▶ To do
Show only lines that include "ylabel".

▶ Excerpted data
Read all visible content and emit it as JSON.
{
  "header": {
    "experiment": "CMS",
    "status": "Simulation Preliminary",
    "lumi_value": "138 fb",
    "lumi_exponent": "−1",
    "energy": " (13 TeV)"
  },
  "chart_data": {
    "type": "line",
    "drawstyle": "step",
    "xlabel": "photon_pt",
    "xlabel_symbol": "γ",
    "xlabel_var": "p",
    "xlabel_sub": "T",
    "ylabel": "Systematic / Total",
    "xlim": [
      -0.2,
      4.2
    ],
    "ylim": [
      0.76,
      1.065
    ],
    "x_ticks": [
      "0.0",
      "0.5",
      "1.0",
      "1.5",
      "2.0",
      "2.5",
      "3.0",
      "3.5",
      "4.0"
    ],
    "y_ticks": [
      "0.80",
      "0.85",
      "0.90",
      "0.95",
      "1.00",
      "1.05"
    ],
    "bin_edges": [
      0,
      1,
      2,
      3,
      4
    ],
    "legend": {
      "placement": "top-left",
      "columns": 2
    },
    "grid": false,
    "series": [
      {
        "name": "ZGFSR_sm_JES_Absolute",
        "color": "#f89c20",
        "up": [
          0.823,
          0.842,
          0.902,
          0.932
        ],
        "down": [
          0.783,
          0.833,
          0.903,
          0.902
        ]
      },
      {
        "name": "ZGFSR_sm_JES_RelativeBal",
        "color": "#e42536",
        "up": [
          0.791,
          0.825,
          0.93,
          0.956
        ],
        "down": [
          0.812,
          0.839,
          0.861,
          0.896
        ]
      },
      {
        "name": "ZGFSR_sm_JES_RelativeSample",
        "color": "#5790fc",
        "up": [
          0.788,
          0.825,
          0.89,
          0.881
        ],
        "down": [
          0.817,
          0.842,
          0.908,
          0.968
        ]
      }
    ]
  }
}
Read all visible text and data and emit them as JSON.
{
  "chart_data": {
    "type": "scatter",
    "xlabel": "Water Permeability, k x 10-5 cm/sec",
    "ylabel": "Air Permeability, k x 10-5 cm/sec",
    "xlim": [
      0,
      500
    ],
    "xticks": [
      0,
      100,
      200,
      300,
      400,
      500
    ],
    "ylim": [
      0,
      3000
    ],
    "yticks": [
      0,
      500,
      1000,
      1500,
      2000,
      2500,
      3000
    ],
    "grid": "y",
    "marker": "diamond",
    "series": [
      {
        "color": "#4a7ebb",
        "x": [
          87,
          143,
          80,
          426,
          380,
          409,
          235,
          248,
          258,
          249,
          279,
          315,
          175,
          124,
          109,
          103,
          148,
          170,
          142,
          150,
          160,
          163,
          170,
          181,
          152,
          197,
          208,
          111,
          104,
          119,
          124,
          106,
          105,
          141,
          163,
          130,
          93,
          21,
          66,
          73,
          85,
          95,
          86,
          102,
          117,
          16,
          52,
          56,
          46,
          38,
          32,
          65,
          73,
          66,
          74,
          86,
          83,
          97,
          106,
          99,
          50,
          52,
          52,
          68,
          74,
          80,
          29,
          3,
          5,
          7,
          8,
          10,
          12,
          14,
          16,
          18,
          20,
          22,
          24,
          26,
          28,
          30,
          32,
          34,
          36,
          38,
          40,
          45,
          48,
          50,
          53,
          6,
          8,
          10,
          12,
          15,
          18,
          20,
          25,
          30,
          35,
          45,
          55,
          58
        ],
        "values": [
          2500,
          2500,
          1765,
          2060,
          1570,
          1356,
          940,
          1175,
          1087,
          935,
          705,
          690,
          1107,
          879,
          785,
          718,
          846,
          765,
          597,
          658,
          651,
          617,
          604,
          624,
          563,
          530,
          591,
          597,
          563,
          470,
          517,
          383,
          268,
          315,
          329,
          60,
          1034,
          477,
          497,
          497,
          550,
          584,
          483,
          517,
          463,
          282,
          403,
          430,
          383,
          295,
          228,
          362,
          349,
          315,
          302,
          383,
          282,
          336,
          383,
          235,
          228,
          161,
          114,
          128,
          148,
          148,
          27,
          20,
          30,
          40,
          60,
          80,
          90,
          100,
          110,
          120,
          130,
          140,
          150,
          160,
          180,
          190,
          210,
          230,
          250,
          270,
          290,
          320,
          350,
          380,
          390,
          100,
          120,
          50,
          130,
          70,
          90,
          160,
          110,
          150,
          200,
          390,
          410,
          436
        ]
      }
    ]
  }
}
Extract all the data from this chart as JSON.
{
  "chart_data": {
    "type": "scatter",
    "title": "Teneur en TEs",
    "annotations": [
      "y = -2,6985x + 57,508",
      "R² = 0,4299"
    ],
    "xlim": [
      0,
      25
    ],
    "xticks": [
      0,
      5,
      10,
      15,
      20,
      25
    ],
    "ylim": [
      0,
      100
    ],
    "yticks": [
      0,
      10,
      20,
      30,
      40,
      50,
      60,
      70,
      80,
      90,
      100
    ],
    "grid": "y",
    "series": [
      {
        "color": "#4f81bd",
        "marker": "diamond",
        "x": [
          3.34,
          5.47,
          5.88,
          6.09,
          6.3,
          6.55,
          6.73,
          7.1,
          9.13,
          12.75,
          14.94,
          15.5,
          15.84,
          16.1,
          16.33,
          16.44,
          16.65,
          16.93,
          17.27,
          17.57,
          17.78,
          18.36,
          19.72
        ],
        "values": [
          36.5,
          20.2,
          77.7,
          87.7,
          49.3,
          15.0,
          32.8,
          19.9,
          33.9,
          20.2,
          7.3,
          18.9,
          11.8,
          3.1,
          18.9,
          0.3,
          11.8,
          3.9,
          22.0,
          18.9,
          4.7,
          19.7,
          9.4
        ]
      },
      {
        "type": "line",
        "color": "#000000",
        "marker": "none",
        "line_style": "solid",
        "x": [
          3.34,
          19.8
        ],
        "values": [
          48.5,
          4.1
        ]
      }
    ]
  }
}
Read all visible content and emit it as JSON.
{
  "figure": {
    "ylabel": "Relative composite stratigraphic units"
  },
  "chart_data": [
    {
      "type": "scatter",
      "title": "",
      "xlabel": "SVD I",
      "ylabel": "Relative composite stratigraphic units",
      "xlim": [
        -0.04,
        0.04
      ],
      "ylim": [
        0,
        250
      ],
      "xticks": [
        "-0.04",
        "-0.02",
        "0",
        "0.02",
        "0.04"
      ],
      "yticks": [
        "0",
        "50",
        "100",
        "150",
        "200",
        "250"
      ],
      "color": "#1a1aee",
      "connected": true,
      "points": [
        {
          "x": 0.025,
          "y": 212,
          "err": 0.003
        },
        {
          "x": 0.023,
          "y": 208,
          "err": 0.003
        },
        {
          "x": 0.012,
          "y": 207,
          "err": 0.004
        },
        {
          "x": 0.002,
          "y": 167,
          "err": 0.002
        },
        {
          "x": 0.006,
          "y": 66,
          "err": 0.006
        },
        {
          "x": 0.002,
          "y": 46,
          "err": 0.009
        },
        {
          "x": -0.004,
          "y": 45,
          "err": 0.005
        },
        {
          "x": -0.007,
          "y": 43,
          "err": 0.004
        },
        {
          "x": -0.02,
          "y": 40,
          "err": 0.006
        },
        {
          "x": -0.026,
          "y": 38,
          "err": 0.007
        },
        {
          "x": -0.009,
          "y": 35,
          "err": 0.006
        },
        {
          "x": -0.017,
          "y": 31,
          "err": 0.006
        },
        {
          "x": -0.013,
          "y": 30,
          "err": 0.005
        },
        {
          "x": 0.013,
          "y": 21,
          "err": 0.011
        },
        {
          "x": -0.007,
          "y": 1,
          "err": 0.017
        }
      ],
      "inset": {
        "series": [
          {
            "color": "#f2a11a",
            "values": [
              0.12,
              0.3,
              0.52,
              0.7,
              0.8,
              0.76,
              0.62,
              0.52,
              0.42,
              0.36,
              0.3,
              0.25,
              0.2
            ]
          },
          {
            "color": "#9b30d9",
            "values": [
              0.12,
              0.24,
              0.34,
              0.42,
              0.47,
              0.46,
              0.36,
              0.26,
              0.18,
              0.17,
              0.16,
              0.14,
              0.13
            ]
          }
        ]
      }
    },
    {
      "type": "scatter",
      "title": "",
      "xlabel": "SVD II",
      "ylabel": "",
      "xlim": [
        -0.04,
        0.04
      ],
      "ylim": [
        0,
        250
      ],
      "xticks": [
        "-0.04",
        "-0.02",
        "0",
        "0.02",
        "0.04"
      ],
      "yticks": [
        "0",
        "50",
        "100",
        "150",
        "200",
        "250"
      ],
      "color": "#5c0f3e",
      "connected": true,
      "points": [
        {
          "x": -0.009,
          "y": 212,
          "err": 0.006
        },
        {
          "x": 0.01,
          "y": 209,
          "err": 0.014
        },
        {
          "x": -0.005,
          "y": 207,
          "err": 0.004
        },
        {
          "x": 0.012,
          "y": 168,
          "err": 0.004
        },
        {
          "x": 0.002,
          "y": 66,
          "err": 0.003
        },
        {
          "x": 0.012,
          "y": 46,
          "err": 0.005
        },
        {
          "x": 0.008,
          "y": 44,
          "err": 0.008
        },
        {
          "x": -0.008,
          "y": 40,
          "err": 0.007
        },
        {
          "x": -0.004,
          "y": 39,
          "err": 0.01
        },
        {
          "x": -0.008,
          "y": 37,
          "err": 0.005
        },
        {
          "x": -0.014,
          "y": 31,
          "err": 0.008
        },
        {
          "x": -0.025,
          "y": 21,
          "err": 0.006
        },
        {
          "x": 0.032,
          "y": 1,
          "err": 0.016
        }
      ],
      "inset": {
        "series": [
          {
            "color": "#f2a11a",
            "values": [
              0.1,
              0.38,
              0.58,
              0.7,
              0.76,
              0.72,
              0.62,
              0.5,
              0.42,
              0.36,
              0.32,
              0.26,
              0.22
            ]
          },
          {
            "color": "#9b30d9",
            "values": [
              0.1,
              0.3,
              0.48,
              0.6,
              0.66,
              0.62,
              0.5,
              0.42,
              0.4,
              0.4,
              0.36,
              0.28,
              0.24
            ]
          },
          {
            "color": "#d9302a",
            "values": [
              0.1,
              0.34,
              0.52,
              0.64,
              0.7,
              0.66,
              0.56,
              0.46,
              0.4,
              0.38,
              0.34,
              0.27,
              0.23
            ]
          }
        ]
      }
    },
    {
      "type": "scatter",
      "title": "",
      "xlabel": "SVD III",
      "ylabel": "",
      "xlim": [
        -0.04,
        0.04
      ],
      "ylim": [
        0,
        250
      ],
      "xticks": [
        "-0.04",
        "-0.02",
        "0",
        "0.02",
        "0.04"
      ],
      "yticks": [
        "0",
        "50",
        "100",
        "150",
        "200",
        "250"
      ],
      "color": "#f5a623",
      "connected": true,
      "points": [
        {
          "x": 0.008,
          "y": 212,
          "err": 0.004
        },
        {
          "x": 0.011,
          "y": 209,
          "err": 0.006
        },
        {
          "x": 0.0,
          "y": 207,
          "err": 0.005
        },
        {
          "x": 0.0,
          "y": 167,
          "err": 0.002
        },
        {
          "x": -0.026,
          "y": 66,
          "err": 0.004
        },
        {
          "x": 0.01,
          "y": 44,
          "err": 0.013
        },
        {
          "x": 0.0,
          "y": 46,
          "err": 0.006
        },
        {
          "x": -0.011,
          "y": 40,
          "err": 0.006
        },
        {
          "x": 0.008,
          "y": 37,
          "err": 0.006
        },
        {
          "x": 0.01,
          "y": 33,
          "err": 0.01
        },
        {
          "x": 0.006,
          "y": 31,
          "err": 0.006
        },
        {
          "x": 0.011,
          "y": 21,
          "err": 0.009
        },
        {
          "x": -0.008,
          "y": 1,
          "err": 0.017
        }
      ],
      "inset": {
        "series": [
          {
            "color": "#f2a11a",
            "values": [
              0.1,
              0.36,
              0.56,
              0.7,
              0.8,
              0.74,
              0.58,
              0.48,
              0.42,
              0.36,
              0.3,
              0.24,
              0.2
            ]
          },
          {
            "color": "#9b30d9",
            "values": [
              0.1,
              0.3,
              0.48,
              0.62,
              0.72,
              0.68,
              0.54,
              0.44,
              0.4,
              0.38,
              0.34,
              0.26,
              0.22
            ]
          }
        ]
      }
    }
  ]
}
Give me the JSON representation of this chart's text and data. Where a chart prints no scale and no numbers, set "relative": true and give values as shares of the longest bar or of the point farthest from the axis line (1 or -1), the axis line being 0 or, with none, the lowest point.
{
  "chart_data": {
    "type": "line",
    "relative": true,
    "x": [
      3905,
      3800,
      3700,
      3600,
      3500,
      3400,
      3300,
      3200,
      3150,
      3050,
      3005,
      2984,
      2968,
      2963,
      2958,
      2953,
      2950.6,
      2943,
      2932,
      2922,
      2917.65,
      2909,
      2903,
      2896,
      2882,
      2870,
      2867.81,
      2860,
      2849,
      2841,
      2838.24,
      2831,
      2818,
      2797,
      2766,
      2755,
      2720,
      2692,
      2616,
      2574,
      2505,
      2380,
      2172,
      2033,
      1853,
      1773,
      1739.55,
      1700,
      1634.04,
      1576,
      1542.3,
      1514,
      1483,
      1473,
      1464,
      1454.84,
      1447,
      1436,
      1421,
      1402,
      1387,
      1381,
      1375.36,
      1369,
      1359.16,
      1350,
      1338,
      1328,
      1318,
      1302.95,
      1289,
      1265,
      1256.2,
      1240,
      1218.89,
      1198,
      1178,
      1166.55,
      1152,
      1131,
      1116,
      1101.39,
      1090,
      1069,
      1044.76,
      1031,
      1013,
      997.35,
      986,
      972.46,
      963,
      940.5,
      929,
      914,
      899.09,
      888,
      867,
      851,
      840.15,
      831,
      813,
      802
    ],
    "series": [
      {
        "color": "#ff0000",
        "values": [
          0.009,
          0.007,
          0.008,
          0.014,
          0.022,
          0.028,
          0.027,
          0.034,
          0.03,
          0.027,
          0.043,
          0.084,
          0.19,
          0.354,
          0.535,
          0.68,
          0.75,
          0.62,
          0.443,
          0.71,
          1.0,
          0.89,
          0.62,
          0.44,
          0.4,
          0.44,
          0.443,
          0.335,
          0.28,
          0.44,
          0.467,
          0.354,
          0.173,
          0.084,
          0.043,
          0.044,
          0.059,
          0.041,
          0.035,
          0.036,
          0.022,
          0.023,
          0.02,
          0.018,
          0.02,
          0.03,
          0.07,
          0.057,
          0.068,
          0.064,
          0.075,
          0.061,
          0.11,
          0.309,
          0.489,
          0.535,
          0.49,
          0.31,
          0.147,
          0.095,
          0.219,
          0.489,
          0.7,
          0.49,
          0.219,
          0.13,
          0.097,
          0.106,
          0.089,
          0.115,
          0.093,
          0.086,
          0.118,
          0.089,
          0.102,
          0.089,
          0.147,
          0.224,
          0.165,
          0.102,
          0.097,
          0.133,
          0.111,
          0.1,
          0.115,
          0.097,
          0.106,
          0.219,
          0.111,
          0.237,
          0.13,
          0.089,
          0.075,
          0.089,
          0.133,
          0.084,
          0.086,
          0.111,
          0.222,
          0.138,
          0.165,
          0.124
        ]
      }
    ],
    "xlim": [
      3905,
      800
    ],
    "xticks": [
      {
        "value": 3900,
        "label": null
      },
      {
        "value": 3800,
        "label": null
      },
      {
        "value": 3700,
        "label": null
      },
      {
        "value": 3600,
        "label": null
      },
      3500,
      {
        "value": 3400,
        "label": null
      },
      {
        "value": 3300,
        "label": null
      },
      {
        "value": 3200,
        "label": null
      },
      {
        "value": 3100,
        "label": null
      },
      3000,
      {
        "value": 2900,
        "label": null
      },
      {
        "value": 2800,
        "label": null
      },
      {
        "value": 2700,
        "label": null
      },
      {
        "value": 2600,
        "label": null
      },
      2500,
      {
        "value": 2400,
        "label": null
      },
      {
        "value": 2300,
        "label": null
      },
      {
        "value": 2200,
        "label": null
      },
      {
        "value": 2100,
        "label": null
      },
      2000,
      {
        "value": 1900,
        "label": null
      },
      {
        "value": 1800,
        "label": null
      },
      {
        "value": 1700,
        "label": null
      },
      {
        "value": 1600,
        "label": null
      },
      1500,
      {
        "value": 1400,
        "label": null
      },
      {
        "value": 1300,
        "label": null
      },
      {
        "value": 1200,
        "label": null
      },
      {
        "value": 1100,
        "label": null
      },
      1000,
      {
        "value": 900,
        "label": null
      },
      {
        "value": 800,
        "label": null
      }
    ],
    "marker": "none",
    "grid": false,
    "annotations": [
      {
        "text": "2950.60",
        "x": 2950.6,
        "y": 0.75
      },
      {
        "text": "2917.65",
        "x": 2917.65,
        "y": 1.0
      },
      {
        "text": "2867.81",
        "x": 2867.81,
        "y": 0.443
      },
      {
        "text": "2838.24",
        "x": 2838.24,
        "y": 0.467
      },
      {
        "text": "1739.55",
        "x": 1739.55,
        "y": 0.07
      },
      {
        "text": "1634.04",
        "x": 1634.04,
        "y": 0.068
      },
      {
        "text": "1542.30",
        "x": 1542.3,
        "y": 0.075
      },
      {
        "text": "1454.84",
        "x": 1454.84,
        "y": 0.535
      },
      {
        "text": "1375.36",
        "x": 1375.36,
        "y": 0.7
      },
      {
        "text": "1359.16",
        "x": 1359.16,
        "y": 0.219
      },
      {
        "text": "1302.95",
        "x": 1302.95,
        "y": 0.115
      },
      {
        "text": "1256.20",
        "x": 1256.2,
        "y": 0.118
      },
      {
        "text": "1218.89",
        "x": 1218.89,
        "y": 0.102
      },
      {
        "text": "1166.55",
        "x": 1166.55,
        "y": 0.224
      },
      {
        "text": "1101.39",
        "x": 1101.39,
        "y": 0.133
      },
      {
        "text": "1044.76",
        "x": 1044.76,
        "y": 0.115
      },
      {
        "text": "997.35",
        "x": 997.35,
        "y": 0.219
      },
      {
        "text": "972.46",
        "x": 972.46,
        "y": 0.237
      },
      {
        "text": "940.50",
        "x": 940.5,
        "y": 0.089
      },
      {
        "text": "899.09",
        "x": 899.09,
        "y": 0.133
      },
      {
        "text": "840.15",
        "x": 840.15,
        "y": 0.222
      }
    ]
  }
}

▶ Task solution
    "ylabel": "Systematic / Total",
    "ylabel": "Air Permeability, k x 10-5 cm/sec",
    "ylabel": "Relative composite stratigraphic units"
      "ylabel": "Relative composite stratigraphic units",
      "ylabel": "",
      "ylabel": "",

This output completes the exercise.